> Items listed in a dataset
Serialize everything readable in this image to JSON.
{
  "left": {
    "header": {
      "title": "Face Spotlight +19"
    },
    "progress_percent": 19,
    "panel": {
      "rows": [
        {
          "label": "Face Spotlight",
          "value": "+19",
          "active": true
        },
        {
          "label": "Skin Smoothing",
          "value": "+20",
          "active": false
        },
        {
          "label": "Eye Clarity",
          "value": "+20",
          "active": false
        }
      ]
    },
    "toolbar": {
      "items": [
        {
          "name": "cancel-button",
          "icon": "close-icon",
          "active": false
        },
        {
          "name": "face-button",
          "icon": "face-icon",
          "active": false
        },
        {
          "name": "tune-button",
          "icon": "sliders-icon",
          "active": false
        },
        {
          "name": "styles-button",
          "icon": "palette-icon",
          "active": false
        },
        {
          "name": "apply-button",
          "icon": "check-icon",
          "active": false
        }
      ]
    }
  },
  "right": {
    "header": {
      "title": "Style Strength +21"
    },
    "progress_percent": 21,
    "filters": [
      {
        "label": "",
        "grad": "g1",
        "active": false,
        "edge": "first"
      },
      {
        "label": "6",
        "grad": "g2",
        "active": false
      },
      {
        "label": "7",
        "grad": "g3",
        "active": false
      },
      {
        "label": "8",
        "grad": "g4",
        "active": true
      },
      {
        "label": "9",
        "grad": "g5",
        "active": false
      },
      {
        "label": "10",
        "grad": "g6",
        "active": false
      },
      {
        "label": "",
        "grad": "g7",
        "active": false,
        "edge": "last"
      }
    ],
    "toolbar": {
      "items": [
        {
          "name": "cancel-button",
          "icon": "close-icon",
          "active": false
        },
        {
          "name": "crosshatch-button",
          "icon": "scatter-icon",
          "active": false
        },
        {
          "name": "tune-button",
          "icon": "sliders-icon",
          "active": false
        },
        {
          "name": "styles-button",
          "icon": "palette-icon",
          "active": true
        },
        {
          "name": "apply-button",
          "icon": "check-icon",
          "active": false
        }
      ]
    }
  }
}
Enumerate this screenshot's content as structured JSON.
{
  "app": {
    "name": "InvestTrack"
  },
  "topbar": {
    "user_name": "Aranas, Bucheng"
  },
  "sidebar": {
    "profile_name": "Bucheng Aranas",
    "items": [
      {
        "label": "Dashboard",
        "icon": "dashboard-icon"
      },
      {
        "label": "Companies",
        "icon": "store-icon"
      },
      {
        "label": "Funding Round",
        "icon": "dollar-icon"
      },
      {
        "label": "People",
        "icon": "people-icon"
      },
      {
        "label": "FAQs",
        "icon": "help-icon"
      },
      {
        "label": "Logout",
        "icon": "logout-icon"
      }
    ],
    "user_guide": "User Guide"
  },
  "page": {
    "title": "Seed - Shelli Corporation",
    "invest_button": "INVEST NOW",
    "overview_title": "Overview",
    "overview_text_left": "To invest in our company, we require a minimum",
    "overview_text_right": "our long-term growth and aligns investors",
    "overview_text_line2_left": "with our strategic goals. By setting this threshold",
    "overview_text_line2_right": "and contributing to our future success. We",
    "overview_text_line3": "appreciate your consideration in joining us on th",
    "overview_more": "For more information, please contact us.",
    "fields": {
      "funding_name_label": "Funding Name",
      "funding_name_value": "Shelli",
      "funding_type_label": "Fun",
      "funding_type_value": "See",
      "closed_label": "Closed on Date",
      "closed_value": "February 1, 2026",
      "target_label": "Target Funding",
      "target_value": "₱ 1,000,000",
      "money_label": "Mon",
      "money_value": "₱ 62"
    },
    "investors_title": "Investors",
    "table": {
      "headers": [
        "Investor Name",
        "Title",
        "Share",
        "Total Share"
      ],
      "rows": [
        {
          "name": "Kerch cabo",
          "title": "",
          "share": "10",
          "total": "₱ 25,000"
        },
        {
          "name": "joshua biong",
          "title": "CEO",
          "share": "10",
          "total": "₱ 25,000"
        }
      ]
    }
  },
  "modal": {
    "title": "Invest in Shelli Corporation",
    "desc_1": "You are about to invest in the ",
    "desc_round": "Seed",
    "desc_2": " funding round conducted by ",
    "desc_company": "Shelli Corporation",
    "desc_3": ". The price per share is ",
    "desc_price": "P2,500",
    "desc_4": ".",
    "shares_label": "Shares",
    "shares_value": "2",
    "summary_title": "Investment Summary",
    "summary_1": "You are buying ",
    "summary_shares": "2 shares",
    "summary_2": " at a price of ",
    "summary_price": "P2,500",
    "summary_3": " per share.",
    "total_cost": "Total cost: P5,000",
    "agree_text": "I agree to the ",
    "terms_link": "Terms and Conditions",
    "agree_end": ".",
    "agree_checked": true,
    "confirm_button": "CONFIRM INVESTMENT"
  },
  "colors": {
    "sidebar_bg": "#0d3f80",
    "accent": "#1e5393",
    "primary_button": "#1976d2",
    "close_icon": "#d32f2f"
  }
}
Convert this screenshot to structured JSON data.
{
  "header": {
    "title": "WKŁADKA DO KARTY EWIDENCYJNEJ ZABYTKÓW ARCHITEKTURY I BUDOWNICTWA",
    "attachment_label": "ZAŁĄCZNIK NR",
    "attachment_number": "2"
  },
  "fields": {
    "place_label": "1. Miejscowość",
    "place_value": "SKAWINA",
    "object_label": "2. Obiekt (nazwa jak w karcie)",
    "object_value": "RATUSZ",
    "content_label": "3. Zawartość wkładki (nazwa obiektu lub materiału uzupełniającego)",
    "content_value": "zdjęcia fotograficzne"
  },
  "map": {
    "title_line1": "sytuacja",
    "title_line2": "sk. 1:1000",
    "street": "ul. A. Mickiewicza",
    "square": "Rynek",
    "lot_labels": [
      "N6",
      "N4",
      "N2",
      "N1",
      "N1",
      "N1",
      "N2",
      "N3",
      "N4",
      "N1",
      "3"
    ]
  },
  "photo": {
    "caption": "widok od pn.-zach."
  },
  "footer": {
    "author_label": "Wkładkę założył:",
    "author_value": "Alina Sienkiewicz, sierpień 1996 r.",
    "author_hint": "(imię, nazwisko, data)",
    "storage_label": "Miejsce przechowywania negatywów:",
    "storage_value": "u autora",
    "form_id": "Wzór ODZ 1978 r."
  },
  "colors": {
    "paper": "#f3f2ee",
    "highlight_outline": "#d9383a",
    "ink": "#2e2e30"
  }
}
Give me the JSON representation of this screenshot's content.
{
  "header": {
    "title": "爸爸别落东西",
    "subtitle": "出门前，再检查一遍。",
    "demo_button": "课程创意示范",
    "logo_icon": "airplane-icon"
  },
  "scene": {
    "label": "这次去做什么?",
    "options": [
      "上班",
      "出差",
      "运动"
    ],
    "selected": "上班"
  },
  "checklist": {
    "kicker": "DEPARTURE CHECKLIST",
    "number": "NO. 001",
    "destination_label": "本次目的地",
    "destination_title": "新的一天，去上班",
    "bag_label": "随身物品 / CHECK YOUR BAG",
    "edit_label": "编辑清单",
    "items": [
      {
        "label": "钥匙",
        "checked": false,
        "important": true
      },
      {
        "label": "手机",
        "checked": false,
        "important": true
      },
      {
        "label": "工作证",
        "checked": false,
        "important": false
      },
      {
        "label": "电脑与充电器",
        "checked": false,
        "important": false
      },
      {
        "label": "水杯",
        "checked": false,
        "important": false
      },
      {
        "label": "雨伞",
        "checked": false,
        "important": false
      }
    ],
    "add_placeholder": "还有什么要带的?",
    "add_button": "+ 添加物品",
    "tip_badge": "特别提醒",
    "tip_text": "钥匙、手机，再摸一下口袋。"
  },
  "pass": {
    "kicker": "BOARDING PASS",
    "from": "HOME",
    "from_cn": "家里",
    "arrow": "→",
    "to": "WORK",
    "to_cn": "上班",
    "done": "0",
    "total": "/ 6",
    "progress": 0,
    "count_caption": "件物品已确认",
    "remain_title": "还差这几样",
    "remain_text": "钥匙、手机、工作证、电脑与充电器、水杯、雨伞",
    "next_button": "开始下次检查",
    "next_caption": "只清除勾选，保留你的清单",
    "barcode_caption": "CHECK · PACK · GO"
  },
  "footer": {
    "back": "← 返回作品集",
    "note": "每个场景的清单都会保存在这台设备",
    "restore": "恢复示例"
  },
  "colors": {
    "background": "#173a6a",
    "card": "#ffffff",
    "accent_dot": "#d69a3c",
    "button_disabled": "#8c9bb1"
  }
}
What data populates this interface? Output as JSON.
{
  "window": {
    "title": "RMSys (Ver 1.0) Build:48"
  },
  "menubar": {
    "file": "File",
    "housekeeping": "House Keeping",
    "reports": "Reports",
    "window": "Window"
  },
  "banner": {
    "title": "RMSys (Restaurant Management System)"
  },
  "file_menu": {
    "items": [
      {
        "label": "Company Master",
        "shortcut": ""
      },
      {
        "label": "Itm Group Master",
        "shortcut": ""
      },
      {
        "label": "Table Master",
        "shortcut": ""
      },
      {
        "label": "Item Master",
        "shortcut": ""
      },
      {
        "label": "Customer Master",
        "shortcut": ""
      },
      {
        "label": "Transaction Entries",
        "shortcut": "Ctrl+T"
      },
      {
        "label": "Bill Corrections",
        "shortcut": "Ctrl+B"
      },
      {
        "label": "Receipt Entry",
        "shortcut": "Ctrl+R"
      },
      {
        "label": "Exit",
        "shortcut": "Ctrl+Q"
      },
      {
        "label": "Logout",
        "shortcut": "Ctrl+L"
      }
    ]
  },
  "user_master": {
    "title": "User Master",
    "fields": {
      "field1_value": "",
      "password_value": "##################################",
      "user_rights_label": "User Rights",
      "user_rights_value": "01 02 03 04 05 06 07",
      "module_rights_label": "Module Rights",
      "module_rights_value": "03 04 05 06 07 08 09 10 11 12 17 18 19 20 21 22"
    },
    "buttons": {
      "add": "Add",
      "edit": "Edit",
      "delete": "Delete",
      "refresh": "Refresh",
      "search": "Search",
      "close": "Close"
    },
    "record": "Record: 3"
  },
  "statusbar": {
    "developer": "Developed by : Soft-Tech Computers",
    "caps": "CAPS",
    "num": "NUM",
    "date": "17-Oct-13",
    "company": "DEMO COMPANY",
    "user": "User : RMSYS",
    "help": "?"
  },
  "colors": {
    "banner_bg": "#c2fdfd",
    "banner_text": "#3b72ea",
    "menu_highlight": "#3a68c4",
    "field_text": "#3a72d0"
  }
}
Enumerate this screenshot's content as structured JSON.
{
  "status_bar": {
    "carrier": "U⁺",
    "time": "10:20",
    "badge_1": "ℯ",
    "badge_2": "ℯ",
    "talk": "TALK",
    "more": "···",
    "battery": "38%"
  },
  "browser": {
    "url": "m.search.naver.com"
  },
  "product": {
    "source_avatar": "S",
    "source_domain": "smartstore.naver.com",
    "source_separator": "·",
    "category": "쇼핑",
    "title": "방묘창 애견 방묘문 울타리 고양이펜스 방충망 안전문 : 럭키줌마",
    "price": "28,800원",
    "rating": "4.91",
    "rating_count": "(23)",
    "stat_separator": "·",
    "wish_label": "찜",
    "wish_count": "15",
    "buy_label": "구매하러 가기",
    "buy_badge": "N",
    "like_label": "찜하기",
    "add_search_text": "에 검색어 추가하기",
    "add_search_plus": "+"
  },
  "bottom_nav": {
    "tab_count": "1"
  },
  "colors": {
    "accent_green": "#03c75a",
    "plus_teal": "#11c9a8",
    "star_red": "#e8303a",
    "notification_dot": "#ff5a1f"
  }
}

> SET EXERCISE
From the listing, copy each line containing the word "Shelli".

> EXERCISE RESULT
    "title": "Seed - Shelli Corporation",
      "funding_name_value": "Shelli",
    "title": "Invest in Shelli Corporation",
    "desc_company": "Shelli Corporation",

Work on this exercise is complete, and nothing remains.